====== Material shown ======

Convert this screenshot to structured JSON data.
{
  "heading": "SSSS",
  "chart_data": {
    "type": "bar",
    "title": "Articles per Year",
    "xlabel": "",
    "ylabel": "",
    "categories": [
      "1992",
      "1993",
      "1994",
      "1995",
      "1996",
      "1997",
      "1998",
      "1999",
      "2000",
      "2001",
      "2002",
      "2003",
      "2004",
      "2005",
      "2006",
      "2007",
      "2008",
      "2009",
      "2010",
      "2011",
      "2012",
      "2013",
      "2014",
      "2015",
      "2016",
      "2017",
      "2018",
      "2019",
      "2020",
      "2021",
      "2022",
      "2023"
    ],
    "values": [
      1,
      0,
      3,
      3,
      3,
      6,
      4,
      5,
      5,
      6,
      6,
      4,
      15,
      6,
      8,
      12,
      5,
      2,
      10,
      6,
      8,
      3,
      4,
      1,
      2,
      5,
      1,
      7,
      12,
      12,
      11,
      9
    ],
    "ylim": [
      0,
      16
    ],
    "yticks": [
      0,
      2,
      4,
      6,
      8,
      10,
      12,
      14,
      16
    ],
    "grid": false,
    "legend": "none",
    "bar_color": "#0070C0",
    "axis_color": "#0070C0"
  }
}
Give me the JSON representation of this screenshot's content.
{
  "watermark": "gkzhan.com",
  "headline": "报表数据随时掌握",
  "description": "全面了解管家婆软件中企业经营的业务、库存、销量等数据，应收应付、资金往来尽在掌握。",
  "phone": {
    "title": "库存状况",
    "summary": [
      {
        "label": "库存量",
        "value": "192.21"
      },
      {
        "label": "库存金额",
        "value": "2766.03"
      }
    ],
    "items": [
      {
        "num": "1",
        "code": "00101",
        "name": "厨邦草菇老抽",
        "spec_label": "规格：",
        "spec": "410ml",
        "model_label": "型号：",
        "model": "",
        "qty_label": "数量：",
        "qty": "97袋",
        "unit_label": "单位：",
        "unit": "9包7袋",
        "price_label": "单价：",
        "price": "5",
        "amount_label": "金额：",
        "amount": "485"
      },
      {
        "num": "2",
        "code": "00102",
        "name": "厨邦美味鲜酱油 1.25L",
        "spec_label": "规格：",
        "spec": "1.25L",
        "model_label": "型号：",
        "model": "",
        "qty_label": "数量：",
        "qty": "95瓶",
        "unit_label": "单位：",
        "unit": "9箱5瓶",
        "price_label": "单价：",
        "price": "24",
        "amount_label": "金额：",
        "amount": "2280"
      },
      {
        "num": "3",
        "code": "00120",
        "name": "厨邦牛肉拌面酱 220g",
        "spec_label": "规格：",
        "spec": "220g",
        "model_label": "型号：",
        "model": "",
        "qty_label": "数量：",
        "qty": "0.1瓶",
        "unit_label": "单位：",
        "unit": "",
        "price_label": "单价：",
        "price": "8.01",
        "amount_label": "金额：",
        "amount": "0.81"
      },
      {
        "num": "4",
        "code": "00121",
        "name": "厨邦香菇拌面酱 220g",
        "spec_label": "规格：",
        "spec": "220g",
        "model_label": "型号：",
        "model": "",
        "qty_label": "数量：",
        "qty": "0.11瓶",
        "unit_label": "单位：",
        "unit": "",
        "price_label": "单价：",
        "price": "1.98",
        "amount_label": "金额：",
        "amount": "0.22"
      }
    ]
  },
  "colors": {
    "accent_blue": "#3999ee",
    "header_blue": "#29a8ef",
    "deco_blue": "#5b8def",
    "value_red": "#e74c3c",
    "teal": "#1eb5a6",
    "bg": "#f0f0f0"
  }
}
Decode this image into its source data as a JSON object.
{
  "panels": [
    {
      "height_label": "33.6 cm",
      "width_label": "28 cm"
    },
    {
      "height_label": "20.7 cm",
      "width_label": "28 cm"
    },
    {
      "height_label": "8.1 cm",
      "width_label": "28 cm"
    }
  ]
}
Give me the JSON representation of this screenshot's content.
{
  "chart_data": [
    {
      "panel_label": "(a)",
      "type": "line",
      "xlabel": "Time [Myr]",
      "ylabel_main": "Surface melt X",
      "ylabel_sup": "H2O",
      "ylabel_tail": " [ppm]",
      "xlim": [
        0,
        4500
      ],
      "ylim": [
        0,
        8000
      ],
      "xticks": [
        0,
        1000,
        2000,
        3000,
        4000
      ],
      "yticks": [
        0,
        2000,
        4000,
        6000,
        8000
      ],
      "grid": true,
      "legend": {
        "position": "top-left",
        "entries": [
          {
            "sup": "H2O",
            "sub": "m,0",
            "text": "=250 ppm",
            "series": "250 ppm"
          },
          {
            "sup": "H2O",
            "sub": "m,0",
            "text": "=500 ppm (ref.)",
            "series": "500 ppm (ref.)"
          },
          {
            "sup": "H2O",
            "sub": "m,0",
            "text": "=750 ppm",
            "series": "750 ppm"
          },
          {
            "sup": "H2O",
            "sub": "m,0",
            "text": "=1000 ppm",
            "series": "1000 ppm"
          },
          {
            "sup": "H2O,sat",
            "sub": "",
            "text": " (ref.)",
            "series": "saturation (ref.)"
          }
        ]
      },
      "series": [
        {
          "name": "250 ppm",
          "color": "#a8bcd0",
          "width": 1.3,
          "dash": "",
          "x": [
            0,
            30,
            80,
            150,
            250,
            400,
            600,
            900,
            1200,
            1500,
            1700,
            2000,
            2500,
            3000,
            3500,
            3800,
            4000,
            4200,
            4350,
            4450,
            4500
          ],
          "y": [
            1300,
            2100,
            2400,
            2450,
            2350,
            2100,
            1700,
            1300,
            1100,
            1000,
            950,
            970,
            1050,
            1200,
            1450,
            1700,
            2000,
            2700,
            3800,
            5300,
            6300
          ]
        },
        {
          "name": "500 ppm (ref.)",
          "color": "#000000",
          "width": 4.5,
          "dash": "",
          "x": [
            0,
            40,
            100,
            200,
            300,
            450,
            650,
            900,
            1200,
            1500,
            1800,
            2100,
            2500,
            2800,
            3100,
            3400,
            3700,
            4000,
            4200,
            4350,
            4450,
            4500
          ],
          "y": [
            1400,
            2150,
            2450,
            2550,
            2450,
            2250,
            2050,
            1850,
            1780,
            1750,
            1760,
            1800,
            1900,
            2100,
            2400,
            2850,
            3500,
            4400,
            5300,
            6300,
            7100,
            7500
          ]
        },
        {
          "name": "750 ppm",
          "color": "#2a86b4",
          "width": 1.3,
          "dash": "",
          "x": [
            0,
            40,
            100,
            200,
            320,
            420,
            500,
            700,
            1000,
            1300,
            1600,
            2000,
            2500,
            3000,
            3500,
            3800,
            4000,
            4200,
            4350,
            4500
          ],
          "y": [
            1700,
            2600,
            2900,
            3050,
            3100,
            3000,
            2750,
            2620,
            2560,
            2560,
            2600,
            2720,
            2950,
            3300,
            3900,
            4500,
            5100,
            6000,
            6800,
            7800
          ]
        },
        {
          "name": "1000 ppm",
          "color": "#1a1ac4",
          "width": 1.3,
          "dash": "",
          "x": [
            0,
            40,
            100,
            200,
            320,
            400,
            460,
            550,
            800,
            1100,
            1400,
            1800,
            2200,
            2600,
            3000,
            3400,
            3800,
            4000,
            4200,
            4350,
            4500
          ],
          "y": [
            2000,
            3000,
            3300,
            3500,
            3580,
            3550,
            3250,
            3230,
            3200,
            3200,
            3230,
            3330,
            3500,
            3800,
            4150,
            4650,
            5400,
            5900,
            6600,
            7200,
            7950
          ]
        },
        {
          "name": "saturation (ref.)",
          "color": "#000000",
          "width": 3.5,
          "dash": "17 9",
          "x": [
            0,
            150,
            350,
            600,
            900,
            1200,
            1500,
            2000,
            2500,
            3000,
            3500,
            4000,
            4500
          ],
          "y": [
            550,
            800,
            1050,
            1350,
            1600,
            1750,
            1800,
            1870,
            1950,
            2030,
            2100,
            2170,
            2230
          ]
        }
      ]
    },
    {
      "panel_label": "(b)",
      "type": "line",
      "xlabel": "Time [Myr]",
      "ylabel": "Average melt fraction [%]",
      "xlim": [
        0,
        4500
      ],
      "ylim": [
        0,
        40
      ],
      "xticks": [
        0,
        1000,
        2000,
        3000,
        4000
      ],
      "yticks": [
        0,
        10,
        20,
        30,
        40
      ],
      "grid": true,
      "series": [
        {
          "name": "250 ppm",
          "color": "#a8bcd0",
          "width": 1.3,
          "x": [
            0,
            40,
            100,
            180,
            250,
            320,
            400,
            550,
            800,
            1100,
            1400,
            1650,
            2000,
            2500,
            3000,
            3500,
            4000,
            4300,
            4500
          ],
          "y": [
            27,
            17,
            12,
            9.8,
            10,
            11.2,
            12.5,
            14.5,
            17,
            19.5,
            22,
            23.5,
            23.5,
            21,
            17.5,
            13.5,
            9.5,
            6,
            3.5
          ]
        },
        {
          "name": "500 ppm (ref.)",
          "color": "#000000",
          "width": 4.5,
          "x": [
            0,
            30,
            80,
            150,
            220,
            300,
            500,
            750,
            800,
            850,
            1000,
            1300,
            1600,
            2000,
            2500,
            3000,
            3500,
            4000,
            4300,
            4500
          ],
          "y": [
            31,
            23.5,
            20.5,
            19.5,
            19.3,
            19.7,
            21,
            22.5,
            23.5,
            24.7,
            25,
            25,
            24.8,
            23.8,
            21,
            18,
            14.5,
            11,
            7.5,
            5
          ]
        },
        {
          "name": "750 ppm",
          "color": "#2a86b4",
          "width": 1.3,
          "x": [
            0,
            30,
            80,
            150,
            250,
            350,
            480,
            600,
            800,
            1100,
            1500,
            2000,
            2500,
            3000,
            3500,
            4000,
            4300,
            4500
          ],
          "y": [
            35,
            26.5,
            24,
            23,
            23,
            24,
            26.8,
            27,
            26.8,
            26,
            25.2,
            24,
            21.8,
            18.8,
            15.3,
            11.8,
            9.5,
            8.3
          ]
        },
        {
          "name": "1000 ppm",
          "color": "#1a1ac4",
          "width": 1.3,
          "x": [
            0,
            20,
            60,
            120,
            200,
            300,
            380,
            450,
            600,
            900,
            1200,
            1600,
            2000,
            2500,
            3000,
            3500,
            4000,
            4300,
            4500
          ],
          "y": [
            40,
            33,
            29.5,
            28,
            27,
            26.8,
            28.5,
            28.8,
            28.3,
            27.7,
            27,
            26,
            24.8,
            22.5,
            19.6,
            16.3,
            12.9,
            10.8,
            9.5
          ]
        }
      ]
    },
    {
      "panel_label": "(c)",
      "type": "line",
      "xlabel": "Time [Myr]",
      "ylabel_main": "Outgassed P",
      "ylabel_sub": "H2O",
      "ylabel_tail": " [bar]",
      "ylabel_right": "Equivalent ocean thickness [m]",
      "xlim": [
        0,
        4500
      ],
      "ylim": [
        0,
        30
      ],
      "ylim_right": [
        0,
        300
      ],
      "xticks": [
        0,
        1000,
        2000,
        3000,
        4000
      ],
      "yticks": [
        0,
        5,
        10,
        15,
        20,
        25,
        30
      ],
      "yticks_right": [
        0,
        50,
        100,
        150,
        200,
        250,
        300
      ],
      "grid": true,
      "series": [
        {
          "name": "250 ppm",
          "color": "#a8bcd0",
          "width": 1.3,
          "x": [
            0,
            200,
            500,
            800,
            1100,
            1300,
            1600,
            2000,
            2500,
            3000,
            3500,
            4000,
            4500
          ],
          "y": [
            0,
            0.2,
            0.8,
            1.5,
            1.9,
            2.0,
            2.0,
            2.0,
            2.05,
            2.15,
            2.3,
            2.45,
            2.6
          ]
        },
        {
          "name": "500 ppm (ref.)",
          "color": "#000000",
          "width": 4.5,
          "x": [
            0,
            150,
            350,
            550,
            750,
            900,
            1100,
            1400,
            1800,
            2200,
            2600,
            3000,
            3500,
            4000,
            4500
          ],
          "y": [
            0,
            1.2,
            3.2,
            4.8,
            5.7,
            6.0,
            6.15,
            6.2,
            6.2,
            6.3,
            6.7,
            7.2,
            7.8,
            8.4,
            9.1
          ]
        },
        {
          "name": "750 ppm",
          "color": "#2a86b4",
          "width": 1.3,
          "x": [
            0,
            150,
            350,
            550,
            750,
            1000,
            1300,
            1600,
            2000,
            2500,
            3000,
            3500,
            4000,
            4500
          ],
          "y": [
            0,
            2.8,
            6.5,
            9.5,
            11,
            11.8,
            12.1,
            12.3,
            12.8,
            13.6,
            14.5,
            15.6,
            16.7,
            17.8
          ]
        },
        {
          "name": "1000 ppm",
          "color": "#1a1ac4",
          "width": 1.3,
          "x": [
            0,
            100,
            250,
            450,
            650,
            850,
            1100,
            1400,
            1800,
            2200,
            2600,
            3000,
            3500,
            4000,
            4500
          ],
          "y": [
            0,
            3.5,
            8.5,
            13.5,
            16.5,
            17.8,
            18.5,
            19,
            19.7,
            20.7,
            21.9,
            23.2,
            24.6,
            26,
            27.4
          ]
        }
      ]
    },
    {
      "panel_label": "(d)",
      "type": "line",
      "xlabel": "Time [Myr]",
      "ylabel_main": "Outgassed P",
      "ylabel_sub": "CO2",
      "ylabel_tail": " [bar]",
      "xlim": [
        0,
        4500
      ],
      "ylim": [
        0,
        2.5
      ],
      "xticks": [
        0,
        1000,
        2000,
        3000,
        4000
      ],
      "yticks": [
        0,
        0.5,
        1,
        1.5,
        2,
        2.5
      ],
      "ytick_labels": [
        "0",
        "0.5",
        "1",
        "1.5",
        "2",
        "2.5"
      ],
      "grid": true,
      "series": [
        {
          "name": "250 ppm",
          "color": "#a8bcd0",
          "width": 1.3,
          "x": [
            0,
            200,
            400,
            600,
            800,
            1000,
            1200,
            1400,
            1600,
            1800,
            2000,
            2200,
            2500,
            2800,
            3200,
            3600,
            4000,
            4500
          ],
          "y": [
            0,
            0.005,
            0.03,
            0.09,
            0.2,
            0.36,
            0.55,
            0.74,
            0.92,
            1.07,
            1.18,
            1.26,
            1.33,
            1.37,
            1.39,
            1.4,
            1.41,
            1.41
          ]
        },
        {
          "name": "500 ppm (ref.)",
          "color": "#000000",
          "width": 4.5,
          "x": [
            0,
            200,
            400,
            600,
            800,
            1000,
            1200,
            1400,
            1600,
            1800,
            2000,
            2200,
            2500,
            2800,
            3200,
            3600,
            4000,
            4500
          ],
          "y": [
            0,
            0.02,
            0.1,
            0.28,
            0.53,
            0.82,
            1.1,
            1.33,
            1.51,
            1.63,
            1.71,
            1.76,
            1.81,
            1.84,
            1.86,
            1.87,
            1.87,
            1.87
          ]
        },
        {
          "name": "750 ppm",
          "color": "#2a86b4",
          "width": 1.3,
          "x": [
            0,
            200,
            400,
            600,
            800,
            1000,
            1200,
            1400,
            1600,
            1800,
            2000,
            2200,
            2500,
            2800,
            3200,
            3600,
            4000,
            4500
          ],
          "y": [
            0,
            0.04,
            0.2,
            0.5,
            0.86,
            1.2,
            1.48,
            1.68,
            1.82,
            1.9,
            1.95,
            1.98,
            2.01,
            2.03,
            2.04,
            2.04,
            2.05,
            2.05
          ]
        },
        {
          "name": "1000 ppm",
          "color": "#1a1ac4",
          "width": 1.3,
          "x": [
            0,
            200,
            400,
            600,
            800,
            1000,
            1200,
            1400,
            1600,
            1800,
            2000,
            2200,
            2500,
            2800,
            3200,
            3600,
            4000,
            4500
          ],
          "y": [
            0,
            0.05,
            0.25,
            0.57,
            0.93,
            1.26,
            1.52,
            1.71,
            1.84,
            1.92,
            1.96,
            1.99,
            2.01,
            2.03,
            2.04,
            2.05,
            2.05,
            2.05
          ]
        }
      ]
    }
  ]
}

======

■ Exercise objective: Look back over the material above and state how many lines hold the word "JSON". Write the number and nothing else.

■ Response to the exercise: 4